══ TEXTAUSSCHNITT ══

Köln - Der deutsche Bundespräsident Joachim Gauck wird die Olympischen Winterspiele in Sotschi boykottieren. Nach Informationen des Nachrichtenmagazins "Spiegel" hat das Bundespräsidialamt der russischen Regierung bereits in der vergangenen Woche mitgeteilt, dass Gauck nicht anreisen werde. Die Absage des 73-Jährigen sei eine Kritik an den "Menschenrechtsverletzungen und der Drangsalierung der Opposition" in Russland, so das Magazin.

Eine Sprecherin Gaucks bestätigte wenig später den Medienbericht. Sie wies darauf hin, dass es keine feste Regel gebe, dass Bundespräsidenten an Winterspielen teilnähmen. Auch Horst Köhler sei nicht zu den Spielen 2010 im kanadischen Vancouver gereist.

Für internationalen Unmut sorgte in den letzten Monaten unter anderem das russische Gesetz, das sogenannte "Homosexuellen-Propaganda" unter Strafe stellt. Demnach darf man sich vor Minderjährigen nicht positiv über gleichgeschlechtliche Lebensweisen äußern. Gauck hatte in der Vergangenheit wiederholt mehr Rechtsstaatlichkeit und Medienfreiheit in Russland eingemahnt.

Bei den Sommerspielen und Paralympics in London war Gauck im vergangenen Jahr vor Ort gewesen. Russland hat das deutsche Staatsoberhaupt seit seinem Amtsantritt im März 2012 noch keinen offiziellen Besuch abgestattet. Die deutschen Olympia-Teilnehmer will Gauck bei ihrer Rückkehr aus Sotschi am 24. Februar in München empfangen.

Kritik aus Russland

Der Chef des Auswärtigen Ausschusses im russischen Parlament, Alexej Puschkow, missbilligte die Entscheidung. "Der deutsche Präsident Gauck kritisierte kein einziges Mal die Tötung von Kindern und Frauen in Pakistan und Afghanistan. Aber er verurteilt Russland so stark, dass er nicht einmal nach Sotschi reisen will", schrieb der einflussreiche Außenpolitiker bei Twitter.

═══

ZU LÖSENDE AUFGABEN:
[1] Prüfe anhand des Textausschnitts, ob die folgenden Aussagen zutreffen, und belege jede Antwort mit dem entscheidenden Wortlaut: (a) Gauck war bei den Sommerspielen in London vor Ort. (b) Horst Köhler reiste zu den Spielen 2010 nach Vancouver. (c) Gauck will die deutschen Olympia-Teilnehmer in Berlin empfangen.
[2] Welches Amt hat Alexej Puschkow laut Textausschnitt inne?
[3] Gib aus dem Textausschnitt den Abschnitt von "Bei den Sommerspielen" bis einschließlich "in München empfangen." wortgetreu wieder.

══ DATENZEILEN ══

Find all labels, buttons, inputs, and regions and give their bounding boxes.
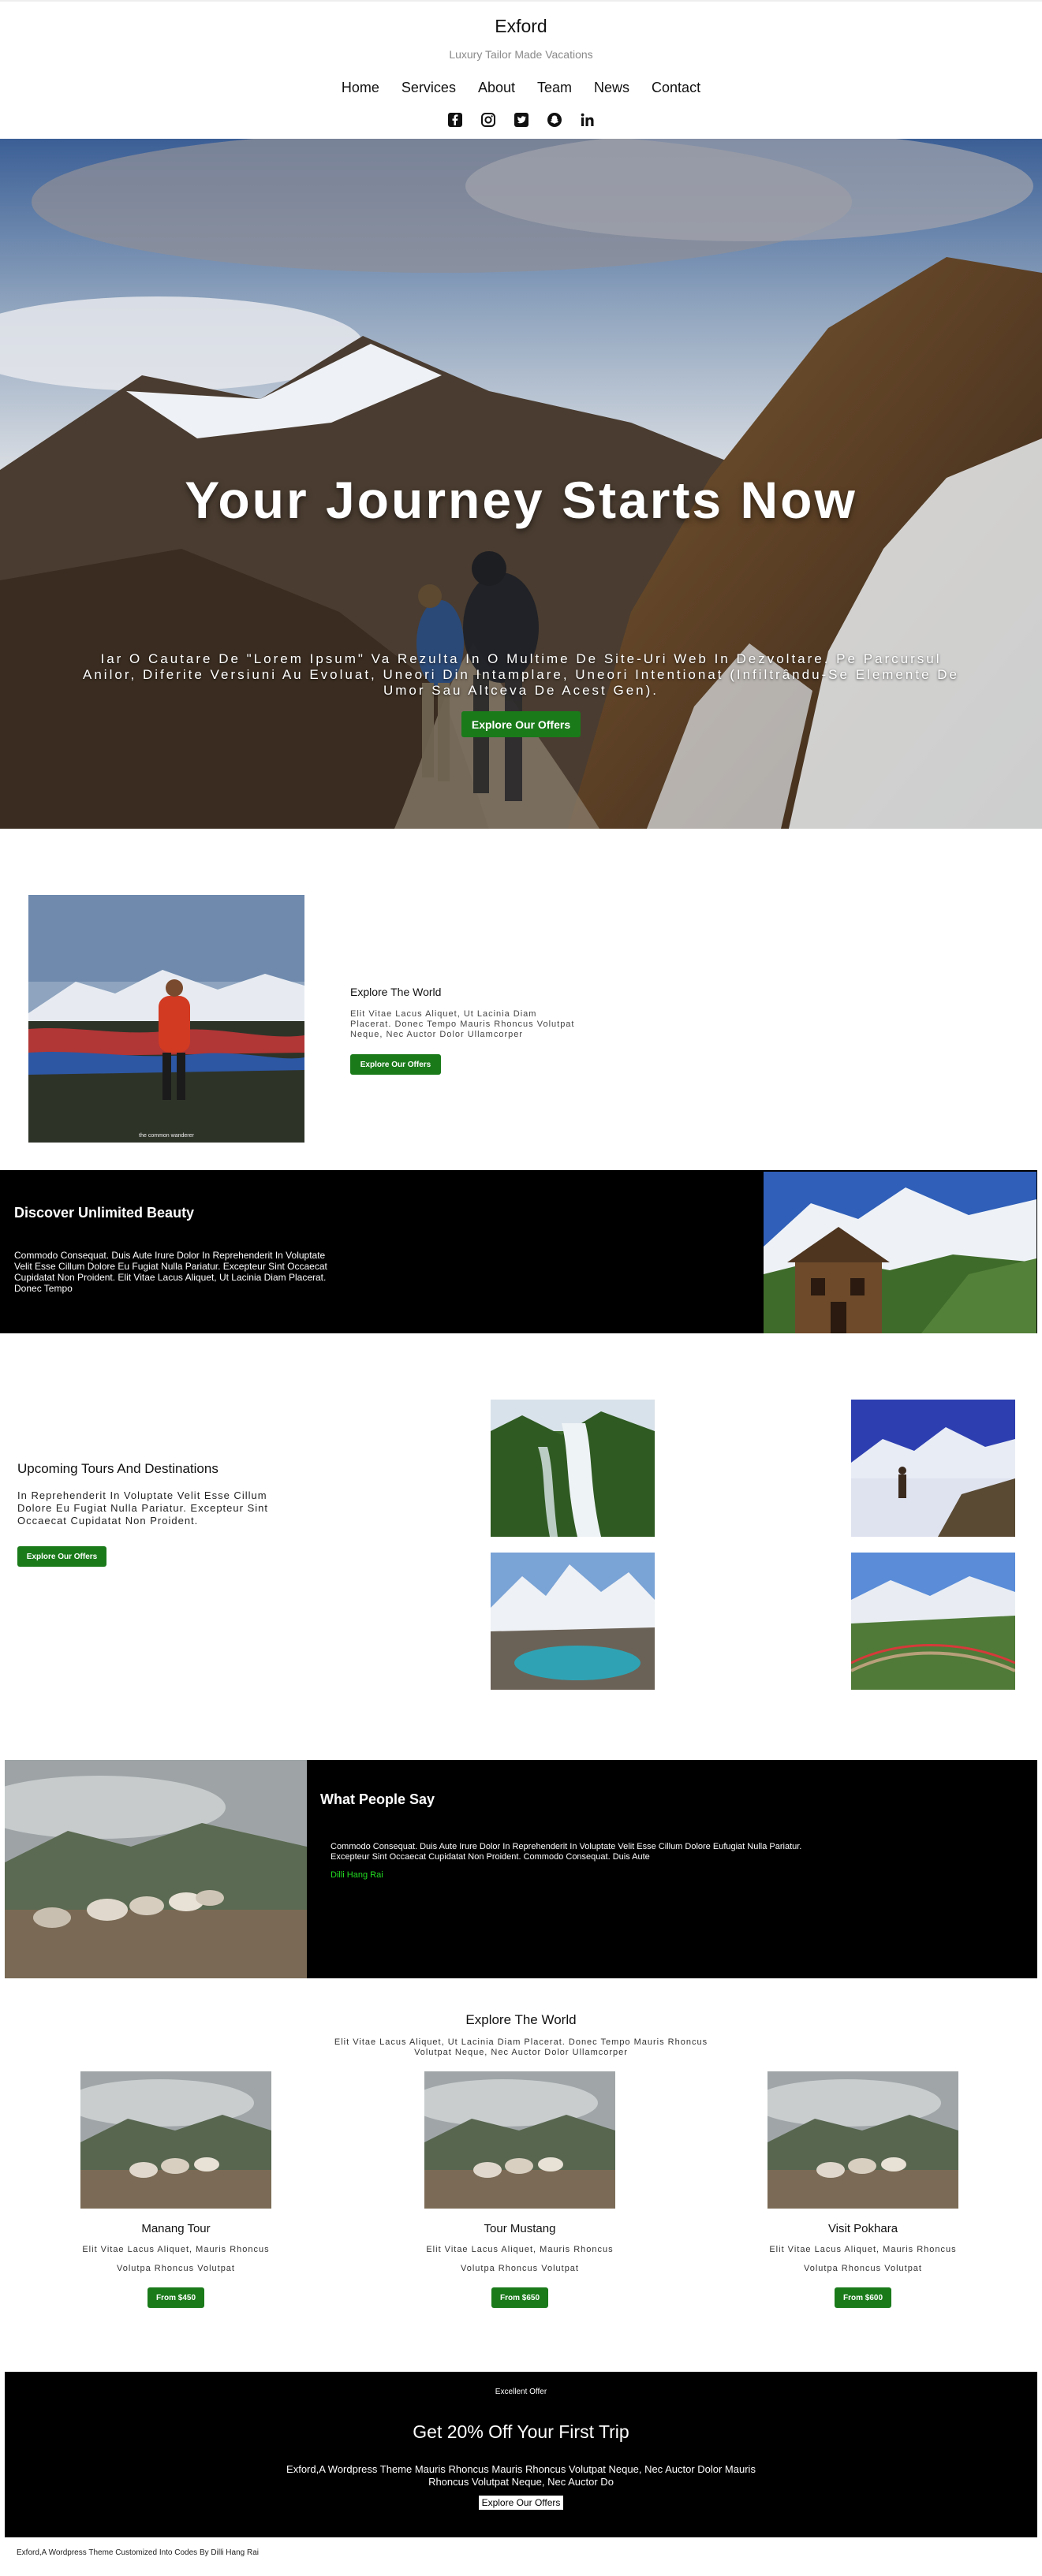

═══

ERGEBNISSE JE AUFGABE:
[1]
(a) Ja: „Bei den Sommerspielen und Paralympics in London war Gauck im vergangenen Jahr vor Ort gewesen."
(b) Nein: „Auch Horst Köhler sei nicht zu den Spielen 2010 im kanadischen Vancouver gereist."
(c) Nein: „Die deutschen Olympia-Teilnehmer will Gauck bei ihrer Rückkehr aus Sotschi am 24. Februar in München empfangen."

[2] Er ist Chef des Auswärtigen Ausschusses im russischen Parlament.

[3]
Bei den Sommerspielen und Paralympics in London war Gauck im vergangenen Jahr vor Ort gewesen. Russland hat das deutsche Staatsoberhaupt seit seinem Amtsantritt im März 2012 noch keinen offiziellen Besuch abgestattet. Die deutschen Olympia-Teilnehmer will Gauck bei ihrer Rückkehr aus Sotschi am 24. Februar in München empfangen.